## Start Source material
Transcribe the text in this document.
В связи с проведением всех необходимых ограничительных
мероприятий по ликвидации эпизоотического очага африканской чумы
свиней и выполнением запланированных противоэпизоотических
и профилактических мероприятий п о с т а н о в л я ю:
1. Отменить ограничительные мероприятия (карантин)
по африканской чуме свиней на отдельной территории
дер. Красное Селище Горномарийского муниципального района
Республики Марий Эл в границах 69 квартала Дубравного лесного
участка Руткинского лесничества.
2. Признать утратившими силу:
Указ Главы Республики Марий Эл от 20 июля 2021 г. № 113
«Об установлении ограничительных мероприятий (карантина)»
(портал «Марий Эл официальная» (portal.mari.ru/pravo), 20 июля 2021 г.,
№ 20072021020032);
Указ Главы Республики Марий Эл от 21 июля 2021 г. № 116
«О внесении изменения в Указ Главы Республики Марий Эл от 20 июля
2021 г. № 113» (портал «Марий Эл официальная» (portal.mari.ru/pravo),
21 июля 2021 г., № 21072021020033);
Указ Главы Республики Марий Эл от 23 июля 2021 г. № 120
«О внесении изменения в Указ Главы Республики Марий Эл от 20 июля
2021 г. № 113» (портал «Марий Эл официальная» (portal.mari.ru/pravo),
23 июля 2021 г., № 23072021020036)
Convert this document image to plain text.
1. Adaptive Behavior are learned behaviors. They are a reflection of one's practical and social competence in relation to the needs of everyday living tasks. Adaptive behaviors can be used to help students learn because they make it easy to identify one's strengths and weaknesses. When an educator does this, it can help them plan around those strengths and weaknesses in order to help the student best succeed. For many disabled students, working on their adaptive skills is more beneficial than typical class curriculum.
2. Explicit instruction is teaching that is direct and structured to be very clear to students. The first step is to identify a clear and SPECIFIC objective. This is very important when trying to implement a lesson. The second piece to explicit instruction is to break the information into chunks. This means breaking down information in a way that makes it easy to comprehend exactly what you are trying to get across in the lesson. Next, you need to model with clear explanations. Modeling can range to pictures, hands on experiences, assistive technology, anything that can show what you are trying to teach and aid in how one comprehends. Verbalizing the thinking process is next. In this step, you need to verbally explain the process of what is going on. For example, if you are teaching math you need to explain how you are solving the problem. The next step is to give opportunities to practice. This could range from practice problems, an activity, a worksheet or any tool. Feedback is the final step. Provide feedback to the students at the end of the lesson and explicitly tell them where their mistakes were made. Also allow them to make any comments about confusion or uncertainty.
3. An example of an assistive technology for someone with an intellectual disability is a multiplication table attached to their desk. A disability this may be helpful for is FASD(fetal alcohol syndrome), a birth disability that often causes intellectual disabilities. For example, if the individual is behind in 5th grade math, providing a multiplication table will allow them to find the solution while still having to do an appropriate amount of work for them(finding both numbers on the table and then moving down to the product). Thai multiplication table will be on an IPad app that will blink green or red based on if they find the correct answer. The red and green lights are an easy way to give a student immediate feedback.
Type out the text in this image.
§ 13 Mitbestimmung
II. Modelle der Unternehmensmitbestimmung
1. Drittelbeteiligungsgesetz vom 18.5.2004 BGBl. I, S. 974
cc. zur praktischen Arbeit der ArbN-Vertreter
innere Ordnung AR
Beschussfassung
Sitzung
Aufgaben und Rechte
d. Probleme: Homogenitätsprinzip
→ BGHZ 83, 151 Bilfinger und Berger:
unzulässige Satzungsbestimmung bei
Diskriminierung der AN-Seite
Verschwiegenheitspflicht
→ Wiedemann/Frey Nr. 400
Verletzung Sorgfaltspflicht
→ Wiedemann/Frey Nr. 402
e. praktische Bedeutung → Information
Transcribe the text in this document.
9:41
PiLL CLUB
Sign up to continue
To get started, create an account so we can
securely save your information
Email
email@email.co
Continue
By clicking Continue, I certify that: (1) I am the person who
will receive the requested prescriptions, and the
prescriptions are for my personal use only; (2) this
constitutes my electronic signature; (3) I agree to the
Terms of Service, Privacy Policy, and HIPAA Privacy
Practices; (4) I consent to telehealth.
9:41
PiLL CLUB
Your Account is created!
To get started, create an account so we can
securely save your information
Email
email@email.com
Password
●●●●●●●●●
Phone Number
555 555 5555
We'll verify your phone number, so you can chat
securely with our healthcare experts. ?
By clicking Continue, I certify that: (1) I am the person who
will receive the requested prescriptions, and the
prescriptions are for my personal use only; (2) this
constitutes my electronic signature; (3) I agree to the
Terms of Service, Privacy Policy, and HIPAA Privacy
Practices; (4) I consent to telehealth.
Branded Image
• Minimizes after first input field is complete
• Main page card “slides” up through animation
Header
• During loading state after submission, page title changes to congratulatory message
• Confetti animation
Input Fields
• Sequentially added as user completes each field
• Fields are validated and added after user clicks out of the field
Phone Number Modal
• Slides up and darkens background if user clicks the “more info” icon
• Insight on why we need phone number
## End Source material
- _Exercise_: Reproduce the material verbatim, line by line.

- _Answer for the task_:
Transcribe the text in this document.
В связи с проведением всех необходимых ограничительных
мероприятий по ликвидации эпизоотического очага африканской чумы
свиней и выполнением запланированных противоэпизоотических
и профилактических мероприятий п о с т а н о в л я ю:
1. Отменить ограничительные мероприятия (карантин)
по африканской чуме свиней на отдельной территории
дер. Красное Селище Горномарийского муниципального района
Республики Марий Эл в границах 69 квартала Дубравного лесного
участка Руткинского лесничества.
2. Признать утратившими силу:
Указ Главы Республики Марий Эл от 20 июля 2021 г. № 113
«Об установлении ограничительных мероприятий (карантина)»
(портал «Марий Эл официальная» (portal.mari.ru/pravo), 20 июля 2021 г.,
№ 20072021020032);
Указ Главы Республики Марий Эл от 21 июля 2021 г. № 116
«О внесении изменения в Указ Главы Республики Марий Эл от 20 июля
2021 г. № 113» (портал «Марий Эл официальная» (portal.mari.ru/pravo),
21 июля 2021 г., № 21072021020033);
Указ Главы Республики Марий Эл от 23 июля 2021 г. № 120
«О внесении изменения в Указ Главы Республики Марий Эл от 20 июля
2021 г. № 113» (портал «Марий Эл официальная» (portal.mari.ru/pravo),
23 июля 2021 г., № 23072021020036)
Convert this document image to plain text.
1. Adaptive Behavior are learned behaviors. They are a reflection of one's practical and social competence in relation to the needs of everyday living tasks. Adaptive behaviors can be used to help students learn because they make it easy to identify one's strengths and weaknesses. When an educator does this, it can help them plan around those strengths and weaknesses in order to help the student best succeed. For many disabled students, working on their adaptive skills is more beneficial than typical class curriculum.
2. Explicit instruction is teaching that is direct and structured to be very clear to students. The first step is to identify a clear and SPECIFIC objective. This is very important when trying to implement a lesson. The second piece to explicit instruction is to break the information into chunks. This means breaking down information in a way that makes it easy to comprehend exactly what you are trying to get across in the lesson. Next, you need to model with clear explanations. Modeling can range to pictures, hands on experiences, assistive technology, anything that can show what you are trying to teach and aid in how one comprehends. Verbalizing the thinking process is next. In this step, you need to verbally explain the process of what is going on. For example, if you are teaching math you need to explain how you are solving the problem. The next step is to give opportunities to practice. This could range from practice problems, an activity, a worksheet or any tool. Feedback is the final step. Provide feedback to the students at the end of the lesson and explicitly tell them where their mistakes were made. Also allow them to make any comments about confusion or uncertainty.
3. An example of an assistive technology for someone with an intellectual disability is a multiplication table attached to their desk. A disability this may be helpful for is FASD(fetal alcohol syndrome), a birth disability that often causes intellectual disabilities. For example, if the individual is behind in 5th grade math, providing a multiplication table will allow them to find the solution while still having to do an appropriate amount of work for them(finding both numbers on the table and then moving down to the product). Thai multiplication table will be on an IPad app that will blink green or red based on if they find the correct answer. The red and green lights are an easy way to give a student immediate feedback.
Type out the text in this image.
§ 13 Mitbestimmung
II. Modelle der Unternehmensmitbestimmung
1. Drittelbeteiligungsgesetz vom 18.5.2004 BGBl. I, S. 974
cc. zur praktischen Arbeit der ArbN-Vertreter
innere Ordnung AR
Beschussfassung
Sitzung
Aufgaben und Rechte
d. Probleme: Homogenitätsprinzip
→ BGHZ 83, 151 Bilfinger und Berger:
unzulässige Satzungsbestimmung bei
Diskriminierung der AN-Seite
Verschwiegenheitspflicht
→ Wiedemann/Frey Nr. 400
Verletzung Sorgfaltspflicht
→ Wiedemann/Frey Nr. 402
e. praktische Bedeutung → Information
Transcribe the text in this document.
9:41
PiLL CLUB
Sign up to continue
To get started, create an account so we can
securely save your information
Email
email@email.co
Continue
By clicking Continue, I certify that: (1) I am the person who
will receive the requested prescriptions, and the
prescriptions are for my personal use only; (2) this
constitutes my electronic signature; (3) I agree to the
Terms of Service, Privacy Policy, and HIPAA Privacy
Practices; (4) I consent to telehealth.
9:41
PiLL CLUB
Your Account is created!
To get started, create an account so we can
securely save your information
Email
email@email.com
Password
●●●●●●●●●
Phone Number
555 555 5555
We'll verify your phone number, so you can chat
securely with our healthcare experts. ?
By clicking Continue, I certify that: (1) I am the person who
will receive the requested prescriptions, and the
prescriptions are for my personal use only; (2) this
constitutes my electronic signature; (3) I agree to the
Terms of Service, Privacy Policy, and HIPAA Privacy
Practices; (4) I consent to telehealth.
Branded Image
• Minimizes after first input field is complete
• Main page card “slides” up through animation
Header
• During loading state after submission, page title changes to congratulatory message
• Confetti animation
Input Fields
• Sequentially added as user completes each field
• Fields are validated and added after user clicks out of the field
Phone Number Modal
• Slides up and darkens background if user clicks the “more info” icon
• Insight on why we need phone number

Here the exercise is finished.